#### [YOUR TASK]
Pull out every line of the listing below and reproduce each one word for word.

#### [STORED ROWS]
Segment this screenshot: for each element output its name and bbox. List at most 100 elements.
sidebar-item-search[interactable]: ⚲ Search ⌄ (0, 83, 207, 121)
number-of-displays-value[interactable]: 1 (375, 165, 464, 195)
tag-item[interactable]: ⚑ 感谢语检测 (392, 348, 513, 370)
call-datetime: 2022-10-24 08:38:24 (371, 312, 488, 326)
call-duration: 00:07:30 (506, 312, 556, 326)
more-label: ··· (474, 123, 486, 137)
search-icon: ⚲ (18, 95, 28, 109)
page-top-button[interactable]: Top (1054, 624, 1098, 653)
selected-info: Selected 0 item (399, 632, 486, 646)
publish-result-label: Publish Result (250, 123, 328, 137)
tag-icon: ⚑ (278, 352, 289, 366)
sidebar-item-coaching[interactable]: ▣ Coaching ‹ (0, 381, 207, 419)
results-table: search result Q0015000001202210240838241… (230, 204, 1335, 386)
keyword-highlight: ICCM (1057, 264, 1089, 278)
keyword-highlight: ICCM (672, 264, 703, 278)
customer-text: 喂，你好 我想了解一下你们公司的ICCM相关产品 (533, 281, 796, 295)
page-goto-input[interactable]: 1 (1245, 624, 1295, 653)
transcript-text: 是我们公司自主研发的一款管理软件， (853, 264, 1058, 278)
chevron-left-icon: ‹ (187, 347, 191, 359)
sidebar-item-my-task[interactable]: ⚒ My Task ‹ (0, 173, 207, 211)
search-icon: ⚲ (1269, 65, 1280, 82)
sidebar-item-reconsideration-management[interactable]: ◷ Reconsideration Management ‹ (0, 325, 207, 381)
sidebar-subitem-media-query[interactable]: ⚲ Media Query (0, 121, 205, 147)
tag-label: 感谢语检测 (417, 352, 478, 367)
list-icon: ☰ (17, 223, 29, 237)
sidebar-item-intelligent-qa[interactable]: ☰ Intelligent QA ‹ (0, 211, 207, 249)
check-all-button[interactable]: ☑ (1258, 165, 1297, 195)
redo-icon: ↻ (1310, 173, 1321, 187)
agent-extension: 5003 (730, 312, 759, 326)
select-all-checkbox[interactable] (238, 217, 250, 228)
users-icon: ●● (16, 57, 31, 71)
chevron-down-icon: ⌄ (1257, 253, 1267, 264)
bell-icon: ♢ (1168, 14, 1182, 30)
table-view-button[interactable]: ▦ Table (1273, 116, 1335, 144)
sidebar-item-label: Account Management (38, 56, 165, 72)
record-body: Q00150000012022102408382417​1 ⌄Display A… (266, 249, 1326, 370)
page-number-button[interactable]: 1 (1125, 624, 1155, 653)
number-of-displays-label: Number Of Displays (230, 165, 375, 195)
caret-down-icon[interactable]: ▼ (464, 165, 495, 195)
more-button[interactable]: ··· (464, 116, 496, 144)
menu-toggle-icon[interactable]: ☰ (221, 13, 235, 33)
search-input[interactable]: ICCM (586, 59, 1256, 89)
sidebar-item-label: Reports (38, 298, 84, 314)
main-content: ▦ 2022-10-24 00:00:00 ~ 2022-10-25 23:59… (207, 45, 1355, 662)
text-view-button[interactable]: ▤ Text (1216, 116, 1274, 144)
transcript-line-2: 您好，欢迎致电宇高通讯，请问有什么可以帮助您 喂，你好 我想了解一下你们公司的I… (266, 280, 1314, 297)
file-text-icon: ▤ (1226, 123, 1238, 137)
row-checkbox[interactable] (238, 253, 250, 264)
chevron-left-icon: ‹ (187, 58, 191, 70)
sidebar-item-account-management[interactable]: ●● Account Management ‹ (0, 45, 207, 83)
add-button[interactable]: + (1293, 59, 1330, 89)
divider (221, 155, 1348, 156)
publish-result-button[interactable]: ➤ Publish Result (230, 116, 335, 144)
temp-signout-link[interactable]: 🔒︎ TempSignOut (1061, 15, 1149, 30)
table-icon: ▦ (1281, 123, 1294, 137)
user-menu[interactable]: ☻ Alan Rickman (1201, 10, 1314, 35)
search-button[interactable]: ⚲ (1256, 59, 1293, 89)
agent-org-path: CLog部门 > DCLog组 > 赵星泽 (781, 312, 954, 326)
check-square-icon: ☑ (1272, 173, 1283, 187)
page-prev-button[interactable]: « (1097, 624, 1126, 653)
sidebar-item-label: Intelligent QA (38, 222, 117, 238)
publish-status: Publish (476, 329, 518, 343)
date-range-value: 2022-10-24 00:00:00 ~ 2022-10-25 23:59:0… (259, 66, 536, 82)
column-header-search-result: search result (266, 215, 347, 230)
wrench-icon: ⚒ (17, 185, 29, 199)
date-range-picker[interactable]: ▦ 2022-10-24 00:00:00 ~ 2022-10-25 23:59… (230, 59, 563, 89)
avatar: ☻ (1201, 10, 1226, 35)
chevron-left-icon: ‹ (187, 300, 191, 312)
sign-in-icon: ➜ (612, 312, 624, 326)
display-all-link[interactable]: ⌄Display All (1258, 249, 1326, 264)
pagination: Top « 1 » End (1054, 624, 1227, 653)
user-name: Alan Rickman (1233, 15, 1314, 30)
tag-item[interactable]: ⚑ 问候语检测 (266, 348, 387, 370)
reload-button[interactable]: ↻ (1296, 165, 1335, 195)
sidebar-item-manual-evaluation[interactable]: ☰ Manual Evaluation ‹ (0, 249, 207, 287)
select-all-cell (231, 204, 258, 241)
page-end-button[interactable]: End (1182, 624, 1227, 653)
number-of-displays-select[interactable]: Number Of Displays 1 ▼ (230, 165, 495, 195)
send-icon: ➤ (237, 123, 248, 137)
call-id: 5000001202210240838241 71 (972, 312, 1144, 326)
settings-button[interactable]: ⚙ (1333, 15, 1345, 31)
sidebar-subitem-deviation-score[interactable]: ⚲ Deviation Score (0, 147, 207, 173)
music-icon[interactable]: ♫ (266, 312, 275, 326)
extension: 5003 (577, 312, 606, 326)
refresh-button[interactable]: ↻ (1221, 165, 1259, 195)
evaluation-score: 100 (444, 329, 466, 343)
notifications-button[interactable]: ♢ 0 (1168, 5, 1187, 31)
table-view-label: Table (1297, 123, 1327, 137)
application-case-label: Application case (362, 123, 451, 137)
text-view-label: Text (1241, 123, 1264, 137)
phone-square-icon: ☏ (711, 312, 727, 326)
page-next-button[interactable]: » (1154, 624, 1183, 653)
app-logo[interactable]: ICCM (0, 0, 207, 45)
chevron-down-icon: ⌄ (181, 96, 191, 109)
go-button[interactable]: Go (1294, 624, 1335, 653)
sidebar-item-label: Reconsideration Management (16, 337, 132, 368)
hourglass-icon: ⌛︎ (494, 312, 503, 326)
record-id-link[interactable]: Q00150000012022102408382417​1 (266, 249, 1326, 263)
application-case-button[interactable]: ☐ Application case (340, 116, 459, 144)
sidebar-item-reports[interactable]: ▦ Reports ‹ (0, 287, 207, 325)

#### [TASK OUTPUT]
Segment this screenshot: for each element output its name and bbox. List at most 100 elements.
sidebar-item-search[interactable]: ⚲ Search ⌄ (0, 83, 207, 121)
number-of-displays-value[interactable]: 1 (375, 165, 464, 195)
tag-item[interactable]: ⚑ 感谢语检测 (392, 348, 513, 370)
call-datetime: 2022-10-24 08:38:24 (371, 312, 488, 326)
call-duration: 00:07:30 (506, 312, 556, 326)
more-label: ··· (474, 123, 486, 137)
search-icon: ⚲ (18, 95, 28, 109)
page-top-button[interactable]: Top (1054, 624, 1098, 653)
selected-info: Selected 0 item (399, 632, 486, 646)
publish-result-label: Publish Result (250, 123, 328, 137)
tag-icon: ⚑ (278, 352, 289, 366)
sidebar-item-coaching[interactable]: ▣ Coaching ‹ (0, 381, 207, 419)
results-table: search result Q0015000001202210240838241… (230, 204, 1335, 386)
keyword-highlight: ICCM (1057, 264, 1089, 278)
keyword-highlight: ICCM (672, 264, 703, 278)
customer-text: 喂，你好 我想了解一下你们公司的ICCM相关产品 (533, 281, 796, 295)
page-goto-input[interactable]: 1 (1245, 624, 1295, 653)
transcript-text: 是我们公司自主研发的一款管理软件， (853, 264, 1058, 278)
chevron-left-icon: ‹ (187, 347, 191, 359)
sidebar-item-my-task[interactable]: ⚒ My Task ‹ (0, 173, 207, 211)
search-icon: ⚲ (1269, 65, 1280, 82)
sidebar-item-reconsideration-management[interactable]: ◷ Reconsideration Management ‹ (0, 325, 207, 381)
sidebar-subitem-media-query[interactable]: ⚲ Media Query (0, 121, 205, 147)
tag-label: 感谢语检测 (417, 352, 478, 367)
list-icon: ☰ (17, 223, 29, 237)
sidebar-item-intelligent-qa[interactable]: ☰ Intelligent QA ‹ (0, 211, 207, 249)
check-all-button[interactable]: ☑ (1258, 165, 1297, 195)
redo-icon: ↻ (1310, 173, 1321, 187)
agent-extension: 5003 (730, 312, 759, 326)
select-all-checkbox[interactable] (238, 217, 250, 228)
users-icon: ●● (16, 57, 31, 71)
chevron-down-icon: ⌄ (1257, 253, 1267, 264)
bell-icon: ♢ (1168, 14, 1182, 30)
table-view-button[interactable]: ▦ Table (1273, 116, 1335, 144)
sidebar-item-label: Account Management (38, 56, 165, 72)
record-body: Q00150000012022102408382417​1 ⌄Display A… (266, 249, 1326, 370)
page-number-button[interactable]: 1 (1125, 624, 1155, 653)
number-of-displays-label: Number Of Displays (230, 165, 375, 195)
caret-down-icon[interactable]: ▼ (464, 165, 495, 195)
more-button[interactable]: ··· (464, 116, 496, 144)
menu-toggle-icon[interactable]: ☰ (221, 13, 235, 33)
search-input[interactable]: ICCM (586, 59, 1256, 89)
sidebar-item-label: Reports (38, 298, 84, 314)
main-content: ▦ 2022-10-24 00:00:00 ~ 2022-10-25 23:59… (207, 45, 1355, 662)
text-view-button[interactable]: ▤ Text (1216, 116, 1274, 144)
transcript-line-2: 您好，欢迎致电宇高通讯，请问有什么可以帮助您 喂，你好 我想了解一下你们公司的I… (266, 280, 1314, 297)
file-text-icon: ▤ (1226, 123, 1238, 137)
row-checkbox[interactable] (238, 253, 250, 264)
chevron-left-icon: ‹ (187, 58, 191, 70)
sidebar-item-account-management[interactable]: ●● Account Management ‹ (0, 45, 207, 83)
add-button[interactable]: + (1293, 59, 1330, 89)
divider (221, 155, 1348, 156)
publish-result-button[interactable]: ➤ Publish Result (230, 116, 335, 144)
temp-signout-link[interactable]: 🔒︎ TempSignOut (1061, 15, 1149, 30)
table-icon: ▦ (1281, 123, 1294, 137)
user-menu[interactable]: ☻ Alan Rickman (1201, 10, 1314, 35)
search-button[interactable]: ⚲ (1256, 59, 1293, 89)
agent-org-path: CLog部门 > DCLog组 > 赵星泽 (781, 312, 954, 326)
check-square-icon: ☑ (1272, 173, 1283, 187)
page-prev-button[interactable]: « (1097, 624, 1126, 653)
sidebar-item-label: Intelligent QA (38, 222, 117, 238)
publish-status: Publish (476, 329, 518, 343)
date-range-value: 2022-10-24 00:00:00 ~ 2022-10-25 23:59:0… (259, 66, 536, 82)
column-header-search-result: search result (266, 215, 347, 230)
wrench-icon: ⚒ (17, 185, 29, 199)
date-range-picker[interactable]: ▦ 2022-10-24 00:00:00 ~ 2022-10-25 23:59… (230, 59, 563, 89)
avatar: ☻ (1201, 10, 1226, 35)
chevron-left-icon: ‹ (187, 300, 191, 312)
sign-in-icon: ➜ (612, 312, 624, 326)
display-all-link[interactable]: ⌄Display All (1258, 249, 1326, 264)
pagination: Top « 1 » End (1054, 624, 1227, 653)
user-name: Alan Rickman (1233, 15, 1314, 30)
tag-item[interactable]: ⚑ 问候语检测 (266, 348, 387, 370)
reload-button[interactable]: ↻ (1296, 165, 1335, 195)
sidebar-item-manual-evaluation[interactable]: ☰ Manual Evaluation ‹ (0, 249, 207, 287)
select-all-cell (231, 204, 258, 241)
page-end-button[interactable]: End (1182, 624, 1227, 653)
number-of-displays-select[interactable]: Number Of Displays 1 ▼ (230, 165, 495, 195)
send-icon: ➤ (237, 123, 248, 137)
call-id: 5000001202210240838241 71 (972, 312, 1144, 326)
settings-button[interactable]: ⚙ (1333, 15, 1345, 31)
sidebar-subitem-deviation-score[interactable]: ⚲ Deviation Score (0, 147, 207, 173)
music-icon[interactable]: ♫ (266, 312, 275, 326)
extension: 5003 (577, 312, 606, 326)
refresh-button[interactable]: ↻ (1221, 165, 1259, 195)
evaluation-score: 100 (444, 329, 466, 343)
notifications-button[interactable]: ♢ 0 (1168, 5, 1187, 31)
table-view-label: Table (1297, 123, 1327, 137)
application-case-label: Application case (362, 123, 451, 137)
text-view-label: Text (1241, 123, 1264, 137)
phone-square-icon: ☏ (711, 312, 727, 326)
page-next-button[interactable]: » (1154, 624, 1183, 653)
app-logo[interactable]: ICCM (0, 0, 207, 45)
chevron-down-icon: ⌄ (181, 96, 191, 109)
go-button[interactable]: Go (1294, 624, 1335, 653)
sidebar-item-label: Reconsideration Management (16, 337, 132, 368)
hourglass-icon: ⌛︎ (494, 312, 503, 326)
record-id-link[interactable]: Q00150000012022102408382417​1 (266, 249, 1326, 263)
application-case-button[interactable]: ☐ Application case (340, 116, 459, 144)
sidebar-item-reports[interactable]: ▦ Reports ‹ (0, 287, 207, 325)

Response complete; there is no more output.